JOB.
Which lines below hold the word "emoji"? Report each one.

#### DATA FOR PROCESSING

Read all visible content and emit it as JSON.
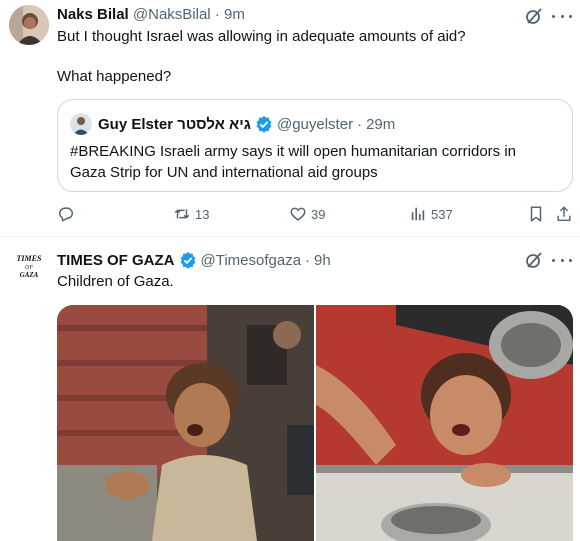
{
  "tweet1": {
    "display_name": "Naks Bilal",
    "handle": "@NaksBilal",
    "separator": "·",
    "time": "9m",
    "text_line1": "But I thought Israel was allowing in adequate amounts of aid?",
    "text_line2": "What happened?",
    "quote": {
      "display_name": "Guy Elster גיא אלסטר",
      "verified": true,
      "handle": "@guyelster",
      "separator": "·",
      "time": "29m",
      "text_line1": "#BREAKING Israeli army says it will open humanitarian corridors in",
      "text_line2": "Gaza Strip for UN and international aid groups"
    },
    "actions": {
      "reply_icon": "reply-icon",
      "retweet_count": "13",
      "like_count": "39",
      "views_count": "537"
    }
  },
  "tweet2": {
    "display_name": "TIMES OF GAZA",
    "verified": true,
    "handle": "@Timesofgaza",
    "separator": "·",
    "time": "9h",
    "text": "Children of Gaza.",
    "avatar_logo_text": "TIMES OF GAZA"
  },
  "colors": {
    "text": "#0f1419",
    "muted": "#536471",
    "verified": "#1d9bf0",
    "border": "#cfd9de"
  }
}
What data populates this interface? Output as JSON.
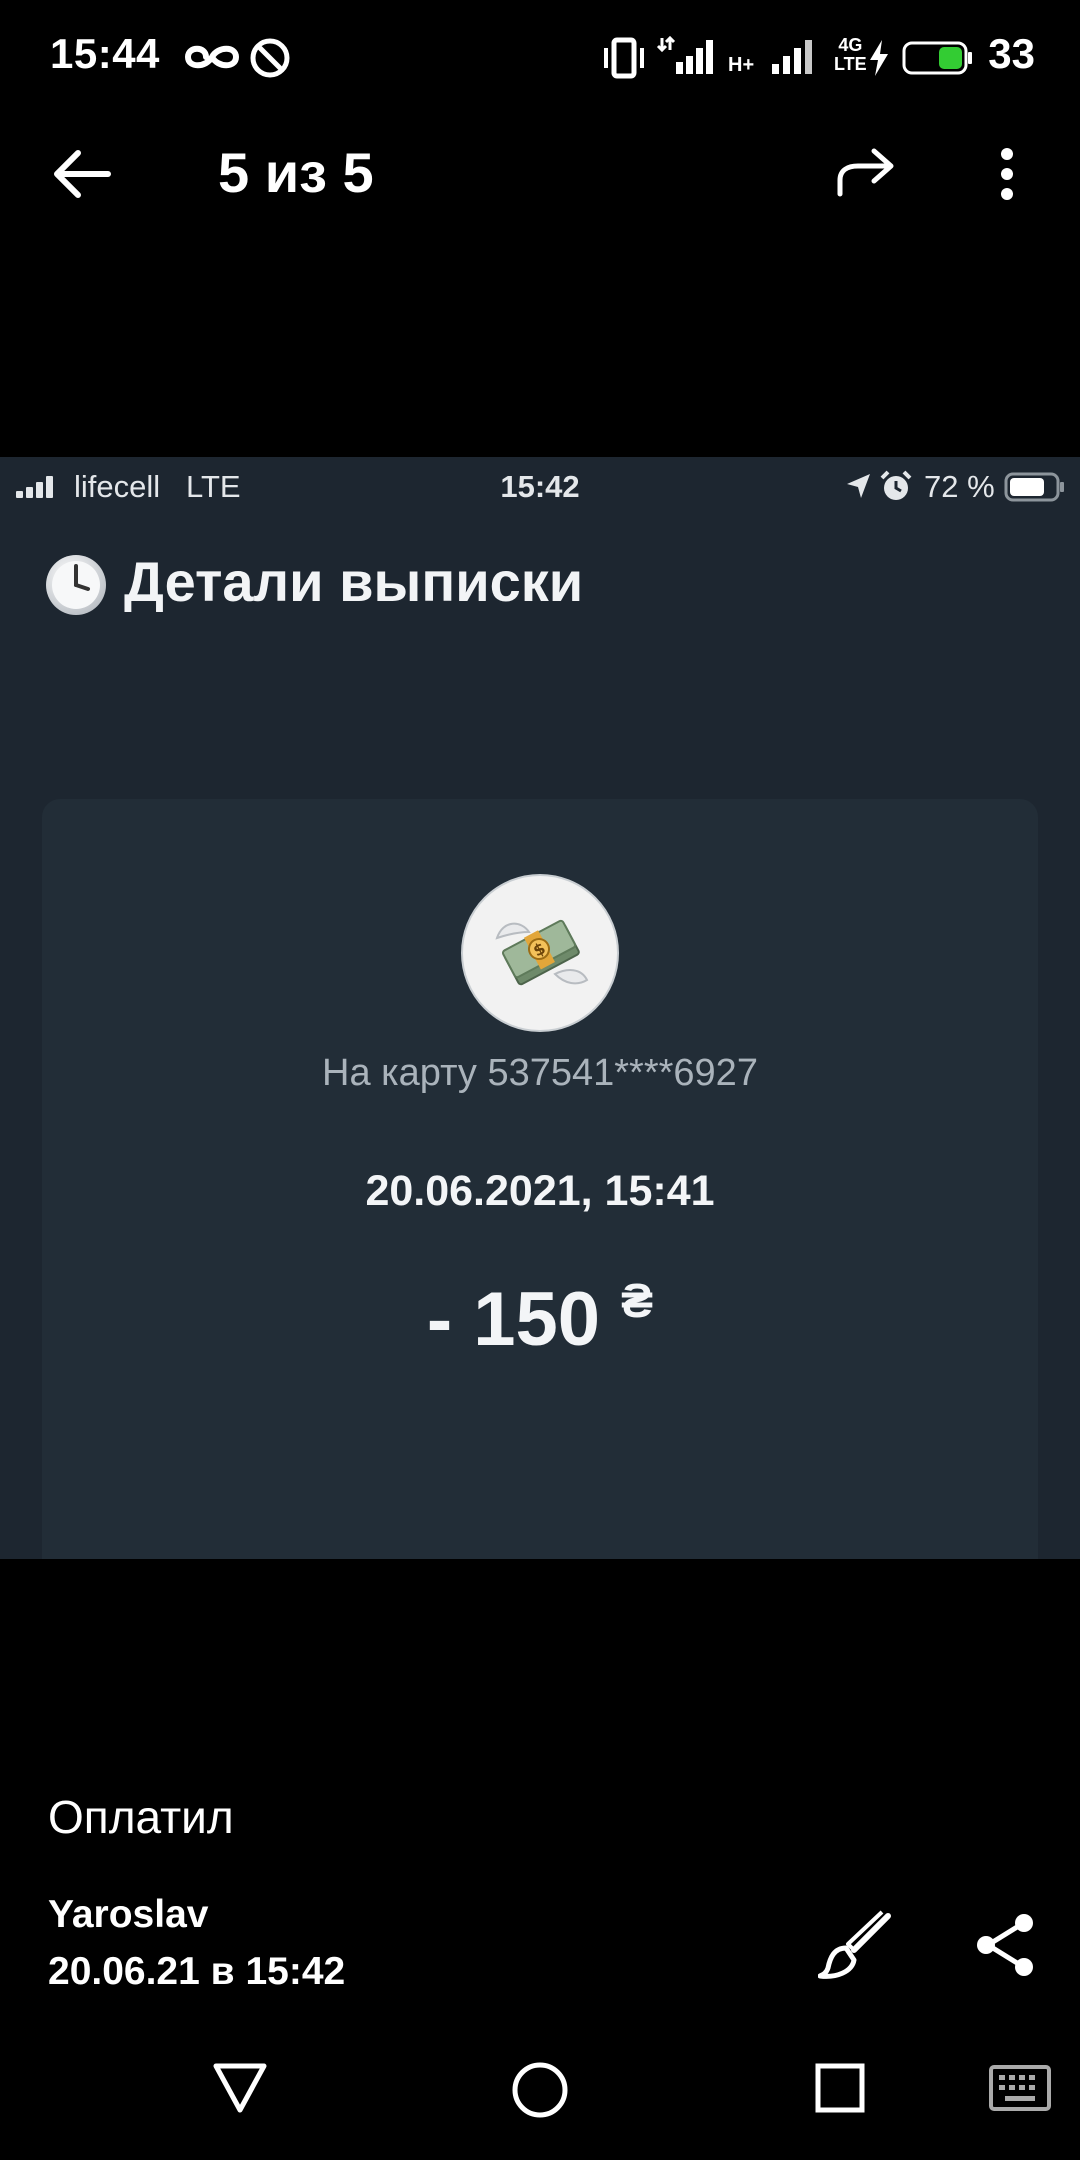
{
  "android_status": {
    "time": "15:44",
    "network_h": "H+",
    "network_4g": "4G",
    "network_lte": "LTE",
    "battery_text": "33"
  },
  "viewer": {
    "counter": "5 из 5"
  },
  "embedded": {
    "status": {
      "carrier": "lifecell",
      "network": "LTE",
      "time": "15:42",
      "battery": "72 %"
    },
    "title_icon": "clock-emoji",
    "title": "Детали выписки",
    "card": {
      "icon": "money-with-wings-emoji",
      "to_card": "На карту 537541****6927",
      "date": "20.06.2021, 15:41",
      "amount": "- 150",
      "currency": "₴"
    }
  },
  "caption": {
    "text": "Оплатил",
    "author": "Yaroslav",
    "timestamp": "20.06.21 в 15:42"
  },
  "colors": {
    "screenshot_bg": "#1d2630",
    "card_bg": "#222d37",
    "battery_green": "#33cc33"
  }
}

########

ANSWER TO THE PROBLEM.
    "title_icon": "clock-emoji",
      "icon": "money-with-wings-emoji",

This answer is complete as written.